__DIRECTION__
Copy each line exactly.

-- BEGIN RECORDS PROVIDED --

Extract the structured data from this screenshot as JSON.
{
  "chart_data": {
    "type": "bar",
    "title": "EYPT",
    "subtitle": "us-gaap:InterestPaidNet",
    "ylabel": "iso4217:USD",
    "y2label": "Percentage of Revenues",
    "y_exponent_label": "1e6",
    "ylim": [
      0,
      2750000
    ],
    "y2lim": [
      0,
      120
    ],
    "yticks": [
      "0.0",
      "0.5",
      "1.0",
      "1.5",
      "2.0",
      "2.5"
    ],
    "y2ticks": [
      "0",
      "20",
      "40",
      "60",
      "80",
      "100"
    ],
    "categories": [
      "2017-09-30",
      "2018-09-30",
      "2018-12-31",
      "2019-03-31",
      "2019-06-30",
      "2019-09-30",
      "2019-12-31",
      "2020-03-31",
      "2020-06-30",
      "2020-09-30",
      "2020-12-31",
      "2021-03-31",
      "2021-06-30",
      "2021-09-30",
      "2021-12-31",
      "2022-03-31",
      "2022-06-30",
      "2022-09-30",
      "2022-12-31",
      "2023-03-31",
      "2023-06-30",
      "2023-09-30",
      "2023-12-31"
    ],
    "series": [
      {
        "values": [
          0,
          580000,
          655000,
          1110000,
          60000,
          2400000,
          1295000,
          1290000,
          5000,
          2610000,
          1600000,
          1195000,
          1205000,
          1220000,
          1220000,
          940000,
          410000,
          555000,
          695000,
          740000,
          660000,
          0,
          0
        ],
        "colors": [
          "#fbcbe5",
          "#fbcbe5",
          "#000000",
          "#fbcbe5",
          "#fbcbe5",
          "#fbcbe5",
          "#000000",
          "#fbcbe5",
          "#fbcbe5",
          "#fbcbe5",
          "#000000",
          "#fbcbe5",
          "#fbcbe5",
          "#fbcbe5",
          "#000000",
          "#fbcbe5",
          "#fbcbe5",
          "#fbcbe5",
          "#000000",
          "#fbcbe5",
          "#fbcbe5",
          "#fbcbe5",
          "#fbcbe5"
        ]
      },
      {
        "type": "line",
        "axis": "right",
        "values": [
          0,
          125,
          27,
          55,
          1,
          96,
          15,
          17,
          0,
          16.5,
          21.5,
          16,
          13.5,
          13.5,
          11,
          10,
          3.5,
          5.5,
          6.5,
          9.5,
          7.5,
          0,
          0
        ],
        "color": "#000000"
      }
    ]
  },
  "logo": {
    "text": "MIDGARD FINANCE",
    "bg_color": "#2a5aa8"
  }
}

-- END RECORDS PROVIDED --

__EXERCISE OUTPUT__
Extract the structured data from this screenshot as JSON.
{
  "chart_data": {
    "type": "bar",
    "title": "EYPT",
    "subtitle": "us-gaap:InterestPaidNet",
    "ylabel": "iso4217:USD",
    "y2label": "Percentage of Revenues",
    "y_exponent_label": "1e6",
    "ylim": [
      0,
      2750000
    ],
    "y2lim": [
      0,
      120
    ],
    "yticks": [
      "0.0",
      "0.5",
      "1.0",
      "1.5",
      "2.0",
      "2.5"
    ],
    "y2ticks": [
      "0",
      "20",
      "40",
      "60",
      "80",
      "100"
    ],
    "categories": [
      "2017-09-30",
      "2018-09-30",
      "2018-12-31",
      "2019-03-31",
      "2019-06-30",
      "2019-09-30",
      "2019-12-31",
      "2020-03-31",
      "2020-06-30",
      "2020-09-30",
      "2020-12-31",
      "2021-03-31",
      "2021-06-30",
      "2021-09-30",
      "2021-12-31",
      "2022-03-31",
      "2022-06-30",
      "2022-09-30",
      "2022-12-31",
      "2023-03-31",
      "2023-06-30",
      "2023-09-30",
      "2023-12-31"
    ],
    "series": [
      {
        "values": [
          0,
          580000,
          655000,
          1110000,
          60000,
          2400000,
          1295000,
          1290000,
          5000,
          2610000,
          1600000,
          1195000,
          1205000,
          1220000,
          1220000,
          940000,
          410000,
          555000,
          695000,
          740000,
          660000,
          0,
          0
        ],
        "colors": [
          "#fbcbe5",
          "#fbcbe5",
          "#000000",
          "#fbcbe5",
          "#fbcbe5",
          "#fbcbe5",
          "#000000",
          "#fbcbe5",
          "#fbcbe5",
          "#fbcbe5",
          "#000000",
          "#fbcbe5",
          "#fbcbe5",
          "#fbcbe5",
          "#000000",
          "#fbcbe5",
          "#fbcbe5",
          "#fbcbe5",
          "#000000",
          "#fbcbe5",
          "#fbcbe5",
          "#fbcbe5",
          "#fbcbe5"
        ]
      },
      {
        "type": "line",
        "axis": "right",
        "values": [
          0,
          125,
          27,
          55,
          1,
          96,
          15,
          17,
          0,
          16.5,
          21.5,
          16,
          13.5,
          13.5,
          11,
          10,
          3.5,
          5.5,
          6.5,
          9.5,
          7.5,
          0,
          0
        ],
        "color": "#000000"
      }
    ]
  },
  "logo": {
    "text": "MIDGARD FINANCE",
    "bg_color": "#2a5aa8"
  }
}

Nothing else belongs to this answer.